■ DATA PROVIDED ■
────────────────
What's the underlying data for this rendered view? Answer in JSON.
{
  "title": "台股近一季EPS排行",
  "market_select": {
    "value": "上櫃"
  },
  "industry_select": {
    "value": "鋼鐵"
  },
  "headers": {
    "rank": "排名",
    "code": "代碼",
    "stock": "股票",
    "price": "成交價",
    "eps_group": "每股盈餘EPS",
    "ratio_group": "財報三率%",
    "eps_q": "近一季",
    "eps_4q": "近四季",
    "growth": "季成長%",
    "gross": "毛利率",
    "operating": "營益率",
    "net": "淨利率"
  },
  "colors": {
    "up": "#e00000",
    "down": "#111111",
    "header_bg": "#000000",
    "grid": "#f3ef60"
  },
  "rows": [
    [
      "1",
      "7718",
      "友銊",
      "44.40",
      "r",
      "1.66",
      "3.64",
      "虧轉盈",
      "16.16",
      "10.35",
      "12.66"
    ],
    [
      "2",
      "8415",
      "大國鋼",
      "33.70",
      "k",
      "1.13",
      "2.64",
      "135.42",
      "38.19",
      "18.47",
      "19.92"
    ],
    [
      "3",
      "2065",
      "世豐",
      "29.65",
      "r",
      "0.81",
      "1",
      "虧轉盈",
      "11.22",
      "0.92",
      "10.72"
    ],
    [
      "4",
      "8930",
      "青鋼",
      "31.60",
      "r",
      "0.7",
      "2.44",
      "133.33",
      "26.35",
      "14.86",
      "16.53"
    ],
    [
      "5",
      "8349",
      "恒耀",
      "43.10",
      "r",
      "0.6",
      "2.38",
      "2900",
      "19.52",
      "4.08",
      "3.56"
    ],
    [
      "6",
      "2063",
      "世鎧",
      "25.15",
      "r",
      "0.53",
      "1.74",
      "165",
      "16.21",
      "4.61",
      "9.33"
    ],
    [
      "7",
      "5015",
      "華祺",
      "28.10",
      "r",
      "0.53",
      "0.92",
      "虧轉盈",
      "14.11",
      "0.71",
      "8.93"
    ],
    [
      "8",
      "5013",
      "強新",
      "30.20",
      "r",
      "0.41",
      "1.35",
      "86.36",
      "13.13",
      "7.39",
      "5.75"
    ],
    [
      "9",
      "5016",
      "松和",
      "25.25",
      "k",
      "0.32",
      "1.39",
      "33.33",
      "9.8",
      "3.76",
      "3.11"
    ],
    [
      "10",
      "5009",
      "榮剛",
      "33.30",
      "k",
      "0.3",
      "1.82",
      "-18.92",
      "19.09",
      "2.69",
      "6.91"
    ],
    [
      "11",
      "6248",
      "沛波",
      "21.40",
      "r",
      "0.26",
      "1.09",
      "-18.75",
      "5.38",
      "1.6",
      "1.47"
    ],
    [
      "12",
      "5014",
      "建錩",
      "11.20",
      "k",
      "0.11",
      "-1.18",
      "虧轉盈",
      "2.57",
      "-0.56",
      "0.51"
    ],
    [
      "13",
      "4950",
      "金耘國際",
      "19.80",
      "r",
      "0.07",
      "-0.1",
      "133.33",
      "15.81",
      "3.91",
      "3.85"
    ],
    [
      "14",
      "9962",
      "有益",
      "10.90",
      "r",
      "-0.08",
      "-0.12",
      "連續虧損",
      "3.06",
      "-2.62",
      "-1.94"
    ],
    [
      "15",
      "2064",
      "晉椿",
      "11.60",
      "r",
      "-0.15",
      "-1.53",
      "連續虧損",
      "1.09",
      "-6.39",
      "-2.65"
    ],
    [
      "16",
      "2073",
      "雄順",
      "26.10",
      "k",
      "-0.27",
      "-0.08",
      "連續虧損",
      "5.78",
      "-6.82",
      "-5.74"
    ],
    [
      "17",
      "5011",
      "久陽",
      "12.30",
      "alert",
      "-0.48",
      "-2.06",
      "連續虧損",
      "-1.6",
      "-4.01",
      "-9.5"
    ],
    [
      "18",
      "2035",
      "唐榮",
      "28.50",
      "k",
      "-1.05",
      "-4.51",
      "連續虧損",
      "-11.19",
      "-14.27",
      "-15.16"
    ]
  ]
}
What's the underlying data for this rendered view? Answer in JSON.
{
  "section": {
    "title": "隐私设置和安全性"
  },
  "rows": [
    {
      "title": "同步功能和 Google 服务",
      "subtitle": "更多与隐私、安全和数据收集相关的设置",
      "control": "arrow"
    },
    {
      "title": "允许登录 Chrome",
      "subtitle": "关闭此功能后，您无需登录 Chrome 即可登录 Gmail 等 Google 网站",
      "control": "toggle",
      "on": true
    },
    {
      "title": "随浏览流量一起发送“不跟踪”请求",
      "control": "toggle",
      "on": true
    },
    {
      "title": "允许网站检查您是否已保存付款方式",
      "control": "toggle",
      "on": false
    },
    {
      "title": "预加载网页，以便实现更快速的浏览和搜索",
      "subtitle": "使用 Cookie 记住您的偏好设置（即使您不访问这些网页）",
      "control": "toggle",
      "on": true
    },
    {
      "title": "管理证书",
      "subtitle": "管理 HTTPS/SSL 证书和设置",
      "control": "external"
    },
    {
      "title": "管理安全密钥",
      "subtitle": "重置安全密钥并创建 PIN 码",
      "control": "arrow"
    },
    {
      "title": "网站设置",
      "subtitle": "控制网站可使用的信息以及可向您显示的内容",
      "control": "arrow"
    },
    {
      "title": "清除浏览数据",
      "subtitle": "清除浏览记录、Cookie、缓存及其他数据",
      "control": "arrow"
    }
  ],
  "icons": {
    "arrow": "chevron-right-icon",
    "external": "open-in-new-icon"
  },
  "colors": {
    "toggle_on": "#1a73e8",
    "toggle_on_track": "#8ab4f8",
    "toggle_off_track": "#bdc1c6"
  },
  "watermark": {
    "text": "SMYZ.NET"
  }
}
────────────────
■ WRITTEN REQUEST ■
Quote every line of the data, word for word.

■ SOLVED EXERCISE ■
What's the underlying data for this rendered view? Answer in JSON.
{
  "title": "台股近一季EPS排行",
  "market_select": {
    "value": "上櫃"
  },
  "industry_select": {
    "value": "鋼鐵"
  },
  "headers": {
    "rank": "排名",
    "code": "代碼",
    "stock": "股票",
    "price": "成交價",
    "eps_group": "每股盈餘EPS",
    "ratio_group": "財報三率%",
    "eps_q": "近一季",
    "eps_4q": "近四季",
    "growth": "季成長%",
    "gross": "毛利率",
    "operating": "營益率",
    "net": "淨利率"
  },
  "colors": {
    "up": "#e00000",
    "down": "#111111",
    "header_bg": "#000000",
    "grid": "#f3ef60"
  },
  "rows": [
    [
      "1",
      "7718",
      "友銊",
      "44.40",
      "r",
      "1.66",
      "3.64",
      "虧轉盈",
      "16.16",
      "10.35",
      "12.66"
    ],
    [
      "2",
      "8415",
      "大國鋼",
      "33.70",
      "k",
      "1.13",
      "2.64",
      "135.42",
      "38.19",
      "18.47",
      "19.92"
    ],
    [
      "3",
      "2065",
      "世豐",
      "29.65",
      "r",
      "0.81",
      "1",
      "虧轉盈",
      "11.22",
      "0.92",
      "10.72"
    ],
    [
      "4",
      "8930",
      "青鋼",
      "31.60",
      "r",
      "0.7",
      "2.44",
      "133.33",
      "26.35",
      "14.86",
      "16.53"
    ],
    [
      "5",
      "8349",
      "恒耀",
      "43.10",
      "r",
      "0.6",
      "2.38",
      "2900",
      "19.52",
      "4.08",
      "3.56"
    ],
    [
      "6",
      "2063",
      "世鎧",
      "25.15",
      "r",
      "0.53",
      "1.74",
      "165",
      "16.21",
      "4.61",
      "9.33"
    ],
    [
      "7",
      "5015",
      "華祺",
      "28.10",
      "r",
      "0.53",
      "0.92",
      "虧轉盈",
      "14.11",
      "0.71",
      "8.93"
    ],
    [
      "8",
      "5013",
      "強新",
      "30.20",
      "r",
      "0.41",
      "1.35",
      "86.36",
      "13.13",
      "7.39",
      "5.75"
    ],
    [
      "9",
      "5016",
      "松和",
      "25.25",
      "k",
      "0.32",
      "1.39",
      "33.33",
      "9.8",
      "3.76",
      "3.11"
    ],
    [
      "10",
      "5009",
      "榮剛",
      "33.30",
      "k",
      "0.3",
      "1.82",
      "-18.92",
      "19.09",
      "2.69",
      "6.91"
    ],
    [
      "11",
      "6248",
      "沛波",
      "21.40",
      "r",
      "0.26",
      "1.09",
      "-18.75",
      "5.38",
      "1.6",
      "1.47"
    ],
    [
      "12",
      "5014",
      "建錩",
      "11.20",
      "k",
      "0.11",
      "-1.18",
      "虧轉盈",
      "2.57",
      "-0.56",
      "0.51"
    ],
    [
      "13",
      "4950",
      "金耘國際",
      "19.80",
      "r",
      "0.07",
      "-0.1",
      "133.33",
      "15.81",
      "3.91",
      "3.85"
    ],
    [
      "14",
      "9962",
      "有益",
      "10.90",
      "r",
      "-0.08",
      "-0.12",
      "連續虧損",
      "3.06",
      "-2.62",
      "-1.94"
    ],
    [
      "15",
      "2064",
      "晉椿",
      "11.60",
      "r",
      "-0.15",
      "-1.53",
      "連續虧損",
      "1.09",
      "-6.39",
      "-2.65"
    ],
    [
      "16",
      "2073",
      "雄順",
      "26.10",
      "k",
      "-0.27",
      "-0.08",
      "連續虧損",
      "5.78",
      "-6.82",
      "-5.74"
    ],
    [
      "17",
      "5011",
      "久陽",
      "12.30",
      "alert",
      "-0.48",
      "-2.06",
      "連續虧損",
      "-1.6",
      "-4.01",
      "-9.5"
    ],
    [
      "18",
      "2035",
      "唐榮",
      "28.50",
      "k",
      "-1.05",
      "-4.51",
      "連續虧損",
      "-11.19",
      "-14.27",
      "-15.16"
    ]
  ]
}
What's the underlying data for this rendered view? Answer in JSON.
{
  "section": {
    "title": "隐私设置和安全性"
  },
  "rows": [
    {
      "title": "同步功能和 Google 服务",
      "subtitle": "更多与隐私、安全和数据收集相关的设置",
      "control": "arrow"
    },
    {
      "title": "允许登录 Chrome",
      "subtitle": "关闭此功能后，您无需登录 Chrome 即可登录 Gmail 等 Google 网站",
      "control": "toggle",
      "on": true
    },
    {
      "title": "随浏览流量一起发送“不跟踪”请求",
      "control": "toggle",
      "on": true
    },
    {
      "title": "允许网站检查您是否已保存付款方式",
      "control": "toggle",
      "on": false
    },
    {
      "title": "预加载网页，以便实现更快速的浏览和搜索",
      "subtitle": "使用 Cookie 记住您的偏好设置（即使您不访问这些网页）",
      "control": "toggle",
      "on": true
    },
    {
      "title": "管理证书",
      "subtitle": "管理 HTTPS/SSL 证书和设置",
      "control": "external"
    },
    {
      "title": "管理安全密钥",
      "subtitle": "重置安全密钥并创建 PIN 码",
      "control": "arrow"
    },
    {
      "title": "网站设置",
      "subtitle": "控制网站可使用的信息以及可向您显示的内容",
      "control": "arrow"
    },
    {
      "title": "清除浏览数据",
      "subtitle": "清除浏览记录、Cookie、缓存及其他数据",
      "control": "arrow"
    }
  ],
  "icons": {
    "arrow": "chevron-right-icon",
    "external": "open-in-new-icon"
  },
  "colors": {
    "toggle_on": "#1a73e8",
    "toggle_on_track": "#8ab4f8",
    "toggle_off_track": "#bdc1c6"
  },
  "watermark": {
    "text": "SMYZ.NET"
  }
}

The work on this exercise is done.